*Source data*
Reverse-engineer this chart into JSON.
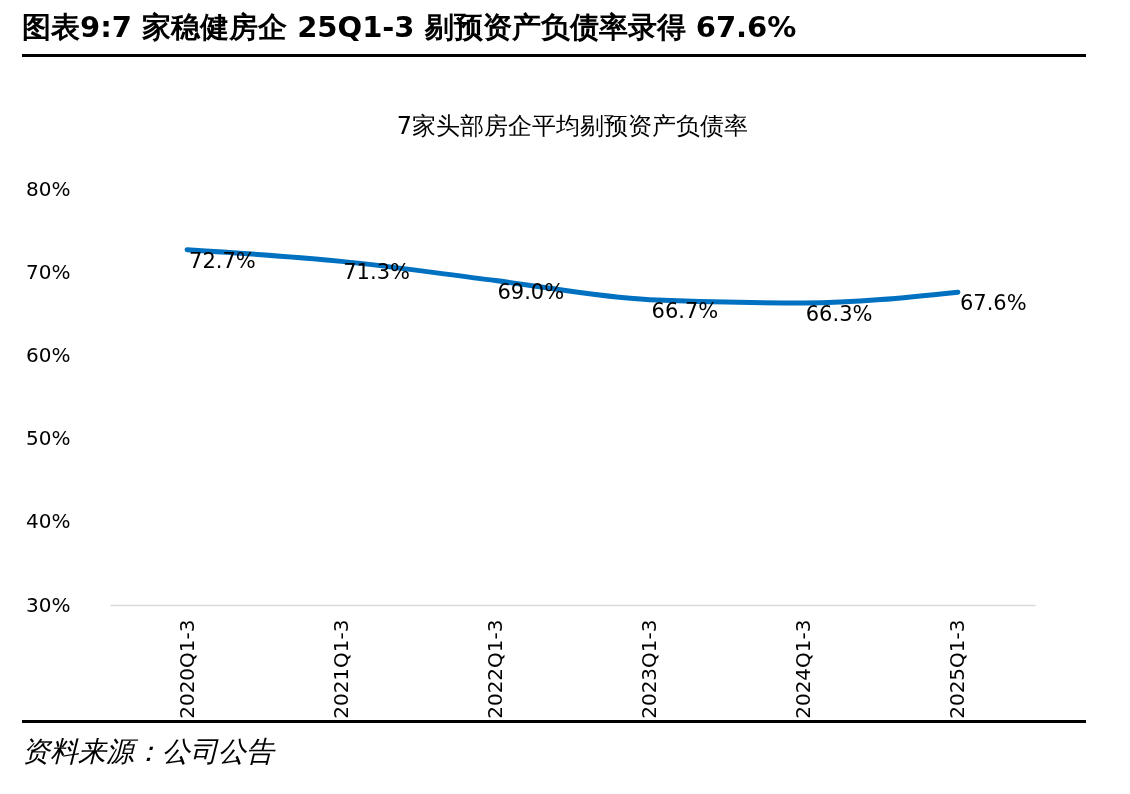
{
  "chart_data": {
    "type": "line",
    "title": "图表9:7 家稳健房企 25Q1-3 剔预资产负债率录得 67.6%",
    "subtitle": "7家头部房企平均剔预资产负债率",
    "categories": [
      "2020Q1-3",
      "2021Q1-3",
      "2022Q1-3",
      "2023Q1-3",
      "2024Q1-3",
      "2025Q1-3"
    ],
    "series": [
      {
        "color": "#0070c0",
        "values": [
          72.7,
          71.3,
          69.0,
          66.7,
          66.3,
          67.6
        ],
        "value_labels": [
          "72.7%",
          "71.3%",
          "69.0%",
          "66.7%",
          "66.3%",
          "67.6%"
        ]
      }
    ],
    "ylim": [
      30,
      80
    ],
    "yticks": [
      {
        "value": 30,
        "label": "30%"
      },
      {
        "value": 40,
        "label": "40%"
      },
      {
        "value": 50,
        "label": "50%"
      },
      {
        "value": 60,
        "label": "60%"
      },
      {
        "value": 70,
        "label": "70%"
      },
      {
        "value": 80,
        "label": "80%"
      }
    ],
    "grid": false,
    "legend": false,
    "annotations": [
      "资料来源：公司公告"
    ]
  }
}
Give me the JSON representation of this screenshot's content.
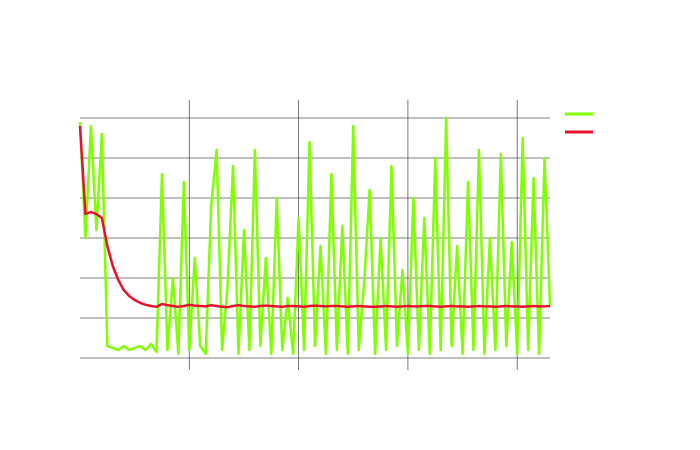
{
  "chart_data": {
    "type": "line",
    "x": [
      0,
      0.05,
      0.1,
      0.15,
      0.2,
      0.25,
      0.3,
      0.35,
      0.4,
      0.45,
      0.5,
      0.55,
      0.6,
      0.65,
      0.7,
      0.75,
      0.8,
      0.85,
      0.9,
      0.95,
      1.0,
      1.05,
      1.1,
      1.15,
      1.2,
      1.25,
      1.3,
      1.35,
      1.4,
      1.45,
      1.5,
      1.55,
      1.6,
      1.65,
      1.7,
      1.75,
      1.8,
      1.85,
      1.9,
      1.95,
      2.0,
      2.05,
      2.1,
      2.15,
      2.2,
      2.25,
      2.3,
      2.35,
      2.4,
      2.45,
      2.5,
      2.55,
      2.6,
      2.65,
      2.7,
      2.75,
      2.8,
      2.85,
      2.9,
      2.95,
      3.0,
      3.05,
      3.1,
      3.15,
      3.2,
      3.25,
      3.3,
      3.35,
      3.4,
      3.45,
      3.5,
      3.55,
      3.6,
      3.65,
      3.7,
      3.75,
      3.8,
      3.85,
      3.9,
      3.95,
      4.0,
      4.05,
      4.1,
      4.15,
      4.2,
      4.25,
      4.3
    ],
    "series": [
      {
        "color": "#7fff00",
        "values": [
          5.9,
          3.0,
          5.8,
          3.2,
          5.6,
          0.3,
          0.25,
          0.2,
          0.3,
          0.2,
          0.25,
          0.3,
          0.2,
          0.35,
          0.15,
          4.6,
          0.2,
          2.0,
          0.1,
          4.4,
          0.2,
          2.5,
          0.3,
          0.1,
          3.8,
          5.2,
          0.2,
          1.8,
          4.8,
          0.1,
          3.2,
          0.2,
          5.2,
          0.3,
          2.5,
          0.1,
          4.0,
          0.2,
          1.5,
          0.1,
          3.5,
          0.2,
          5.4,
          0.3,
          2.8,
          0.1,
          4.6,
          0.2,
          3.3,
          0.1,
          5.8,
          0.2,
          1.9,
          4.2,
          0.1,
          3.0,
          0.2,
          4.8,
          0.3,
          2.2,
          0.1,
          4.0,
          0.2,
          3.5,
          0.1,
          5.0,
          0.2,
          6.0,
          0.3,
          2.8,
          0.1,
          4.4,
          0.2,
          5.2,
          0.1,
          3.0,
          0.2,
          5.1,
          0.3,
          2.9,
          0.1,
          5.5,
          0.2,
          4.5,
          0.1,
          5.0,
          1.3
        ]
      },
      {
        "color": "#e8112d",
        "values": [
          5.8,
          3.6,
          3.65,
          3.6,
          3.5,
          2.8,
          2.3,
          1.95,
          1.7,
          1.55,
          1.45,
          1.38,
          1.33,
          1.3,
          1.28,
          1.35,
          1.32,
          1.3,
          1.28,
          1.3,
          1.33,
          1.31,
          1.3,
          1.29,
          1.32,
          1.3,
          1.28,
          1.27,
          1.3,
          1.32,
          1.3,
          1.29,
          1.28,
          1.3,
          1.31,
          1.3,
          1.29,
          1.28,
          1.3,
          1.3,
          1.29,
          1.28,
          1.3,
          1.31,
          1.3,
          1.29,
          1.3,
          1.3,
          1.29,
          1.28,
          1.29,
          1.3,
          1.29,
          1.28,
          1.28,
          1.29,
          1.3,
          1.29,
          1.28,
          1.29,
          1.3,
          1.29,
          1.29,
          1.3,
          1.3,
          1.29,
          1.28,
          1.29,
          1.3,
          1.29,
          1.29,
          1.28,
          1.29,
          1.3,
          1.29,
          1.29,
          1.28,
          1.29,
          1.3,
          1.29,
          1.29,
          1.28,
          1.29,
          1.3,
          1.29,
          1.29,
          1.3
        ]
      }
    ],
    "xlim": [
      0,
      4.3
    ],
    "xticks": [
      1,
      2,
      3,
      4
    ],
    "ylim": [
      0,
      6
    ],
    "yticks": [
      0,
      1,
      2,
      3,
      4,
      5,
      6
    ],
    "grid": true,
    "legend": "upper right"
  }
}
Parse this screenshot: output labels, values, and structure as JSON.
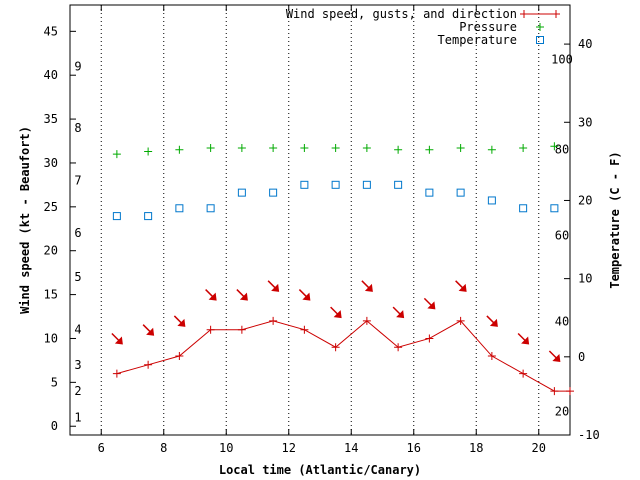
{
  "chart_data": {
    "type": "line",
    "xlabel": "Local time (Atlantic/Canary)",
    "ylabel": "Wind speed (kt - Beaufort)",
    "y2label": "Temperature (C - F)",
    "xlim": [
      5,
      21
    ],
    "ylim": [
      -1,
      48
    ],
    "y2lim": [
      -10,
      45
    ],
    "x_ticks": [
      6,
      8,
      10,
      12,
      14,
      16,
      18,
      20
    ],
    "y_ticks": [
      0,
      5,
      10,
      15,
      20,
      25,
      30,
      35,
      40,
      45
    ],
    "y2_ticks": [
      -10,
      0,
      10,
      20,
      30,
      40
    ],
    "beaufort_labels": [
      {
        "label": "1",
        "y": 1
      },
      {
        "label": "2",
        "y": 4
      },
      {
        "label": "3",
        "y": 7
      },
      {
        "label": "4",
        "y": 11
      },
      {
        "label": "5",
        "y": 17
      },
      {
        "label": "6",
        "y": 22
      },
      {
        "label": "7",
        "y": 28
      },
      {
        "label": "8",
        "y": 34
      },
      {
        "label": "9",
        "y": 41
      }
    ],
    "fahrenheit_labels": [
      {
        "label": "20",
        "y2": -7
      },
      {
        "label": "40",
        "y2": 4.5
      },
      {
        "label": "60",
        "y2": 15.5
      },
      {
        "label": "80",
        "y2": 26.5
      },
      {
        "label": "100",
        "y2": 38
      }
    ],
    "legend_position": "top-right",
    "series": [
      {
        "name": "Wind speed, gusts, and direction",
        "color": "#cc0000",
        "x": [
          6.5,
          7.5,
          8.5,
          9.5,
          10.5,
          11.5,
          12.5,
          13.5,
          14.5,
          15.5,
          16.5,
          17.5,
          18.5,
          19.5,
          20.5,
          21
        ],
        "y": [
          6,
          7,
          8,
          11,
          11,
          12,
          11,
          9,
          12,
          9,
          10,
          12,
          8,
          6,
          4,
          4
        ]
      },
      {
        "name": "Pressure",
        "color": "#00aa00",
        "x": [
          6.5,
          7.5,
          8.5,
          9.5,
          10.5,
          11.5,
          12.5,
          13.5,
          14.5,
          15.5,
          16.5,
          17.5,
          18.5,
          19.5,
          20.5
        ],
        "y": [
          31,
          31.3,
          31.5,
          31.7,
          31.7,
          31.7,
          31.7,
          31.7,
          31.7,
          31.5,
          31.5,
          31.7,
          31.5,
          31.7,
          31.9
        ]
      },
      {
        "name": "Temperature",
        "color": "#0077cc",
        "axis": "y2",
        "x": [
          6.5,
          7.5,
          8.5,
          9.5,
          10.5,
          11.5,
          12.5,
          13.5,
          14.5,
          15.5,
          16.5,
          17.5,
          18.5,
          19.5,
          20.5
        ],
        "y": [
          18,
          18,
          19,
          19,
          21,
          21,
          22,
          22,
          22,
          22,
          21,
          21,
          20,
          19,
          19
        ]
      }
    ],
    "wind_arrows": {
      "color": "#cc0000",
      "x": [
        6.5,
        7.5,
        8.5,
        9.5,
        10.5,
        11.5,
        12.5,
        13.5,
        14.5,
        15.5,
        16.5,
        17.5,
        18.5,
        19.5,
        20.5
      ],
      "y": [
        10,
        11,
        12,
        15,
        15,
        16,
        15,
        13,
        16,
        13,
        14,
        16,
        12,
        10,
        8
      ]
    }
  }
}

*The request*
Identify every line holding the word "JSON" and copy it out.

*Correct result*
Reverse-engineer this chart into JSON.
Give me the JSON representation of this screenshot's content.
Parse this screenshot: output labels, values, and structure as JSON.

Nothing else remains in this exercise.